Work out how many lines in the entries below include the word "Семеновский". Give nothing but the number.

◆ **Material for this exercise**:
☆ ☆ ☆

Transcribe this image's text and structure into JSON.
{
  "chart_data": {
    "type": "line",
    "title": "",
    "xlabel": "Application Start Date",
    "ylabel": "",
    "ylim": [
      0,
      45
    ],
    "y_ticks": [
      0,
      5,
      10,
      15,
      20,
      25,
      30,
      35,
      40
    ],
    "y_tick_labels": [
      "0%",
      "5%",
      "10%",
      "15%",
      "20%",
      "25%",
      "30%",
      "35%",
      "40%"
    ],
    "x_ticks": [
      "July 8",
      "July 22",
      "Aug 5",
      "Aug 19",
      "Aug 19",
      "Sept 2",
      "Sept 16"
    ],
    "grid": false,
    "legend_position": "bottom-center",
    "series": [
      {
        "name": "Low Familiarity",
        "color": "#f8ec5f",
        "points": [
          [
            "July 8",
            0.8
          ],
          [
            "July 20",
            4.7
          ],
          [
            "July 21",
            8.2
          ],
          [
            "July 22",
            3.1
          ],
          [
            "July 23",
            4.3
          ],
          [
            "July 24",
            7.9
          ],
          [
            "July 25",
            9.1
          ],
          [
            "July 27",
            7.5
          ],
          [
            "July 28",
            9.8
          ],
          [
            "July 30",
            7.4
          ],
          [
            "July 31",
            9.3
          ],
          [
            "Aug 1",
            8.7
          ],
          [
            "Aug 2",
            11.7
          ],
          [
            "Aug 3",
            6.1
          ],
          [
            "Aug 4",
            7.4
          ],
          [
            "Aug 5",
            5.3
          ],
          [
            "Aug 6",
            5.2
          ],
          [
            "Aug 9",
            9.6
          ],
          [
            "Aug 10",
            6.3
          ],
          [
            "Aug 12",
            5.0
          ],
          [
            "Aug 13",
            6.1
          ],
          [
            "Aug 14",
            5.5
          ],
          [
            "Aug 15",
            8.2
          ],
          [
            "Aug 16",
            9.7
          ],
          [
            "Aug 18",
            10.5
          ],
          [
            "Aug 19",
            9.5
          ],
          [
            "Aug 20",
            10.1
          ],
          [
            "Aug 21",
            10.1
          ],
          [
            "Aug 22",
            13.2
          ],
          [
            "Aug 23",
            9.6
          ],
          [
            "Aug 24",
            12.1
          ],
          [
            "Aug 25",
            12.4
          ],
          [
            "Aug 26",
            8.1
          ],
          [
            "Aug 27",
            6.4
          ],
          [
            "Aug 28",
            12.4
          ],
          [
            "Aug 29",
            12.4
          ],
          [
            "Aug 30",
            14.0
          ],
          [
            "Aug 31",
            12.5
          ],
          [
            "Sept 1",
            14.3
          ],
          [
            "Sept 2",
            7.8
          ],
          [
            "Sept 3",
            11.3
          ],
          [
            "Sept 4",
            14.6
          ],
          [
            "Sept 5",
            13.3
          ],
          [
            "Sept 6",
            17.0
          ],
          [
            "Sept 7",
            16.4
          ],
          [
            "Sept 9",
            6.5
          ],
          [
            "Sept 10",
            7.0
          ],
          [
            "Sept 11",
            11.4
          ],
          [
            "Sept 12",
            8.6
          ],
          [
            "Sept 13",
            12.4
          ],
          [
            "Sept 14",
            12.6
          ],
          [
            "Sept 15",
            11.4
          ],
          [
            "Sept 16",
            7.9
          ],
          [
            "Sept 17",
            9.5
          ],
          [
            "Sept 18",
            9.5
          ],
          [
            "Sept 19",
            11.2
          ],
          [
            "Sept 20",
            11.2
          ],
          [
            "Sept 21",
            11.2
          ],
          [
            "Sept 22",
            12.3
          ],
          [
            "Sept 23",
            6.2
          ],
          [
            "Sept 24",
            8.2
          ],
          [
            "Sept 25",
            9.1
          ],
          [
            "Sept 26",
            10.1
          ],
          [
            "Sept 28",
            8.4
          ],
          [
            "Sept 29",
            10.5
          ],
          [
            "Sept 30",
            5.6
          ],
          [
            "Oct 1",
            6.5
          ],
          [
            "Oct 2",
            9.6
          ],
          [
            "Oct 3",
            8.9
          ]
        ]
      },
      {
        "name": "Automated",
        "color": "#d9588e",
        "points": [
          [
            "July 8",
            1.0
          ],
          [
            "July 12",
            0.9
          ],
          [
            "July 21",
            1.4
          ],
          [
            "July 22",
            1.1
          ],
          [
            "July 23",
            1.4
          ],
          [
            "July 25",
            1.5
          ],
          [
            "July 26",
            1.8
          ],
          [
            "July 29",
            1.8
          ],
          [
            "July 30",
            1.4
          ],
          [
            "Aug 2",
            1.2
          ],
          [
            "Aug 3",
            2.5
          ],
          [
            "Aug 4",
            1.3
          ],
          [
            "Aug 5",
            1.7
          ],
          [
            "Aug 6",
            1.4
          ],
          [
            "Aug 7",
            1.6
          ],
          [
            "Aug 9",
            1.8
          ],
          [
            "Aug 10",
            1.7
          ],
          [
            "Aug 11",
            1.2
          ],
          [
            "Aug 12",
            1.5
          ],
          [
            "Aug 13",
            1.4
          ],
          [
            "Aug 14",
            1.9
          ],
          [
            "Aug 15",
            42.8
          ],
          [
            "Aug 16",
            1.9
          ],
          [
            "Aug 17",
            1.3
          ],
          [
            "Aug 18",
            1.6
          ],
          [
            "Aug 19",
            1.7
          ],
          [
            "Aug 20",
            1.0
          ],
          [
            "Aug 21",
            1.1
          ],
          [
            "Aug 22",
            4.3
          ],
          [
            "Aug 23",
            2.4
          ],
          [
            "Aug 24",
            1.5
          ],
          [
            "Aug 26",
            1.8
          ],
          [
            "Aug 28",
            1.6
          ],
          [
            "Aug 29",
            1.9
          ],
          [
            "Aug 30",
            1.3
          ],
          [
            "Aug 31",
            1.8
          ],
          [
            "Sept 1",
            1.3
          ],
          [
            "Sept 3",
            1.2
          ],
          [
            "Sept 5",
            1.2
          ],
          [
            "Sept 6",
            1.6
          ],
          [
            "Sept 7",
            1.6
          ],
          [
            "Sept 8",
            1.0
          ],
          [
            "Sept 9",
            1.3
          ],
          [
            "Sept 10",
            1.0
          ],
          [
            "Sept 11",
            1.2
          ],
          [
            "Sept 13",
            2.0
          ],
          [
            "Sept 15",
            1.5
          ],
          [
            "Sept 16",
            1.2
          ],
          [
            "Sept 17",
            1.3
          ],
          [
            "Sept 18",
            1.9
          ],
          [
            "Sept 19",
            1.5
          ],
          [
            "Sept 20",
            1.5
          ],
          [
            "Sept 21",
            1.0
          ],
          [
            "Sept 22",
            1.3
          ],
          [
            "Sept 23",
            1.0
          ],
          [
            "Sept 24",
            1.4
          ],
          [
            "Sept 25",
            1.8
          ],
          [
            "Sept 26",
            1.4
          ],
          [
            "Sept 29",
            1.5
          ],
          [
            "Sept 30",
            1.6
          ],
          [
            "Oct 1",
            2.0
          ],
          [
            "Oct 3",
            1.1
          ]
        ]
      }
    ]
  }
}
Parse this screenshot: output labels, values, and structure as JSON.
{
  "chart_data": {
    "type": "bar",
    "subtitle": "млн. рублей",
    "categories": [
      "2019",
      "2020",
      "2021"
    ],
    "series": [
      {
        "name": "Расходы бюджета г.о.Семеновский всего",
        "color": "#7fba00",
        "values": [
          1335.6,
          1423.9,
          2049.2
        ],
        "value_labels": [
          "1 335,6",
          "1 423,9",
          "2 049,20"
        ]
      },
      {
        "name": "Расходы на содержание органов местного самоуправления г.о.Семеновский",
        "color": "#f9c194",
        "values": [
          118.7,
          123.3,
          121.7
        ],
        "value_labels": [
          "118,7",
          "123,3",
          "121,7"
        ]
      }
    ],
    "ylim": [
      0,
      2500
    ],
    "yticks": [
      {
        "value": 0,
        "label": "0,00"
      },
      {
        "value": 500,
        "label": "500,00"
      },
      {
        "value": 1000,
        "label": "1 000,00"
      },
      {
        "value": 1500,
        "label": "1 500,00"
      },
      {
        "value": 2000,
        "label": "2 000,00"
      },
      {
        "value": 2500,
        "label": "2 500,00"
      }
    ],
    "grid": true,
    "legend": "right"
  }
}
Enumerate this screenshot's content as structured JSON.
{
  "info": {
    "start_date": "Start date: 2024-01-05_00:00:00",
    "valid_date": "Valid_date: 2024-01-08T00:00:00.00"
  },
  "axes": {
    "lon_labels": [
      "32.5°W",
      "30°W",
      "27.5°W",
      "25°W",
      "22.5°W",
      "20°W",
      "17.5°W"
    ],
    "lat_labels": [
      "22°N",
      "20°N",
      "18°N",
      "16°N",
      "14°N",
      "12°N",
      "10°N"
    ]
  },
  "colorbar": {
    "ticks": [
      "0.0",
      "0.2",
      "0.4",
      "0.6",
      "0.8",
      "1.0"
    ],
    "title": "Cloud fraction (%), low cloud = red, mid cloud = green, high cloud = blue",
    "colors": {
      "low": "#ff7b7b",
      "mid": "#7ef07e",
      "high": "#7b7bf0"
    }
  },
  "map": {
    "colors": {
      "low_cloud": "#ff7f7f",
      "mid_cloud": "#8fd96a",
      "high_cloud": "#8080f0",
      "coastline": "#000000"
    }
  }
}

☆ ☆ ☆

◆ **Answer in full**:
2